WHAT THIS TASK INVOLVES
Give the material once more, word for word, without any images.

(Saved entries)
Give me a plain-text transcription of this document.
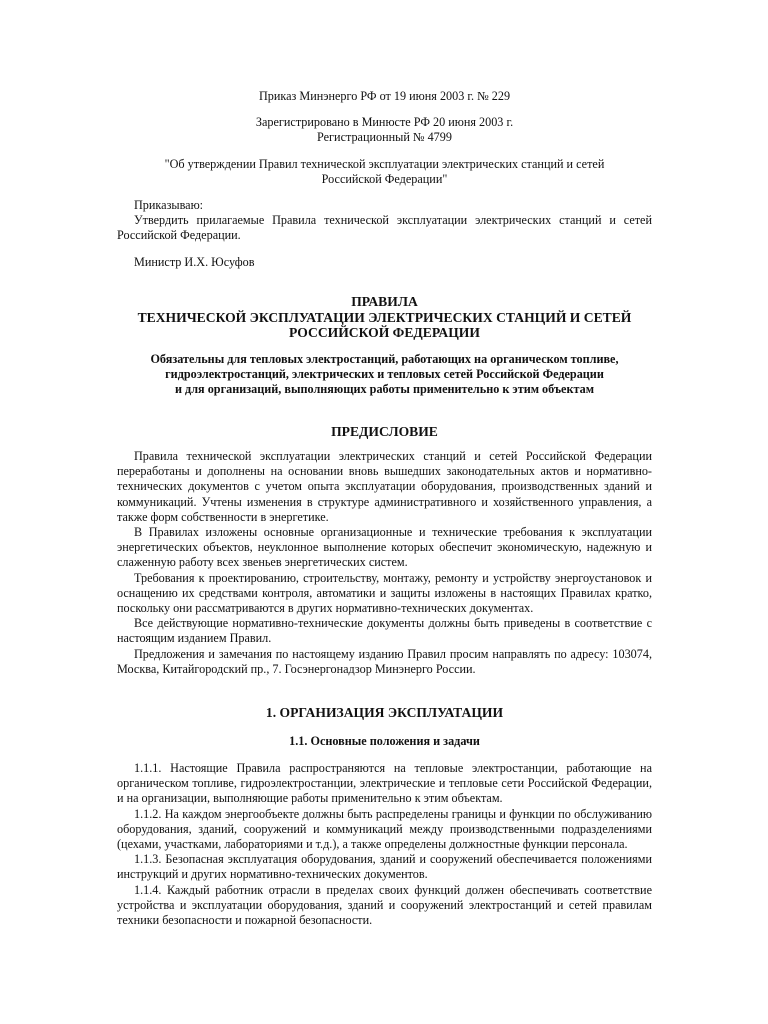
Приказ Минэнерго РФ от 19 июня 2003 г. № 229
Зарегистрировано в Минюсте РФ 20 июня 2003 г.
Регистрационный № 4799
"Об утверждении Правил технической эксплуатации электрических станций и сетей
Российской Федерации"
Приказываю:

Утвердить прилагаемые Правила технической эксплуатации электрических станций и сетей Российской Федерации.

Министр И.Х. Юсуфов
ПРАВИЛА
ТЕХНИЧЕСКОЙ ЭКСПЛУАТАЦИИ ЭЛЕКТРИЧЕСКИХ СТАНЦИЙ И СЕТЕЙ
РОССИЙСКОЙ ФЕДЕРАЦИИ
Обязательны для тепловых электростанций, работающих на органическом топливе,
гидроэлектростанций, электрических и тепловых сетей Российской Федерации
и для организаций, выполняющих работы применительно к этим объектам
ПРЕДИСЛОВИЕ

Правила технической эксплуатации электрических станций и сетей Российской Федерации переработаны и дополнены на основании вновь вышедших законодательных актов и нормативно-технических документов с учетом опыта эксплуатации оборудования, производственных зданий и коммуникаций. Учтены изменения в структуре административного и хозяйственного управления, а также форм собственности в энергетике.

В Правилах изложены основные организационные и технические требования к эксплуатации энергетических объектов, неуклонное выполнение которых обеспечит экономическую, надежную и слаженную работу всех звеньев энергетических систем.

Требования к проектированию, строительству, монтажу, ремонту и устройству энергоустановок и оснащению их средствами контроля, автоматики и защиты изложены в настоящих Правилах кратко, поскольку они рассматриваются в других нормативно-технических документах.

Все действующие нормативно-технические документы должны быть приведены в соответствие с настоящим изданием Правил.

Предложения и замечания по настоящему изданию Правил просим направлять по адресу: 103074, Москва, Китайгородский пр., 7. Госэнергонадзор Минэнерго России.

1. ОРГАНИЗАЦИЯ ЭКСПЛУАТАЦИИ
1.1. Основные положения и задачи

1.1.1. Настоящие Правила распространяются на тепловые электростанции, работающие на органическом топливе, гидроэлектростанции, электрические и тепловые сети Российской Федерации, и на организации, выполняющие работы применительно к этим объектам.

1.1.2. На каждом энергообъекте должны быть распределены границы и функции по обслуживанию оборудования, зданий, сооружений и коммуникаций между производственными подразделениями (цехами, участками, лабораториями и т.д.), а также определены должностные функции персонала.

1.1.3. Безопасная эксплуатация оборудования, зданий и сооружений обеспечивается положениями инструкций и других нормативно-технических документов.

1.1.4. Каждый работник отрасли в пределах своих функций должен обеспечивать соответствие устройства и эксплуатации оборудования, зданий и сооружений электростанций и сетей правилам техники безопасности и пожарной безопасности.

ANSWER TO THIS EXERCISE
Give me a plain-text transcription of this document.
Приказ Минэнерго РФ от 19 июня 2003 г. № 229
Зарегистрировано в Минюсте РФ 20 июня 2003 г.
Регистрационный № 4799
"Об утверждении Правил технической эксплуатации электрических станций и сетей
Российской Федерации"
Приказываю:

Утвердить прилагаемые Правила технической эксплуатации электрических станций и сетей Российской Федерации.

Министр И.Х. Юсуфов
ПРАВИЛА
ТЕХНИЧЕСКОЙ ЭКСПЛУАТАЦИИ ЭЛЕКТРИЧЕСКИХ СТАНЦИЙ И СЕТЕЙ
РОССИЙСКОЙ ФЕДЕРАЦИИ
Обязательны для тепловых электростанций, работающих на органическом топливе,
гидроэлектростанций, электрических и тепловых сетей Российской Федерации
и для организаций, выполняющих работы применительно к этим объектам
ПРЕДИСЛОВИЕ

Правила технической эксплуатации электрических станций и сетей Российской Федерации переработаны и дополнены на основании вновь вышедших законодательных актов и нормативно-технических документов с учетом опыта эксплуатации оборудования, производственных зданий и коммуникаций. Учтены изменения в структуре административного и хозяйственного управления, а также форм собственности в энергетике.

В Правилах изложены основные организационные и технические требования к эксплуатации энергетических объектов, неуклонное выполнение которых обеспечит экономическую, надежную и слаженную работу всех звеньев энергетических систем.

Требования к проектированию, строительству, монтажу, ремонту и устройству энергоустановок и оснащению их средствами контроля, автоматики и защиты изложены в настоящих Правилах кратко, поскольку они рассматриваются в других нормативно-технических документах.

Все действующие нормативно-технические документы должны быть приведены в соответствие с настоящим изданием Правил.

Предложения и замечания по настоящему изданию Правил просим направлять по адресу: 103074, Москва, Китайгородский пр., 7. Госэнергонадзор Минэнерго России.

1. ОРГАНИЗАЦИЯ ЭКСПЛУАТАЦИИ
1.1. Основные положения и задачи

1.1.1. Настоящие Правила распространяются на тепловые электростанции, работающие на органическом топливе, гидроэлектростанции, электрические и тепловые сети Российской Федерации, и на организации, выполняющие работы применительно к этим объектам.

1.1.2. На каждом энергообъекте должны быть распределены границы и функции по обслуживанию оборудования, зданий, сооружений и коммуникаций между производственными подразделениями (цехами, участками, лабораториями и т.д.), а также определены должностные функции персонала.

1.1.3. Безопасная эксплуатация оборудования, зданий и сооружений обеспечивается положениями инструкций и других нормативно-технических документов.

1.1.4. Каждый работник отрасли в пределах своих функций должен обеспечивать соответствие устройства и эксплуатации оборудования, зданий и сооружений электростанций и сетей правилам техники безопасности и пожарной безопасности.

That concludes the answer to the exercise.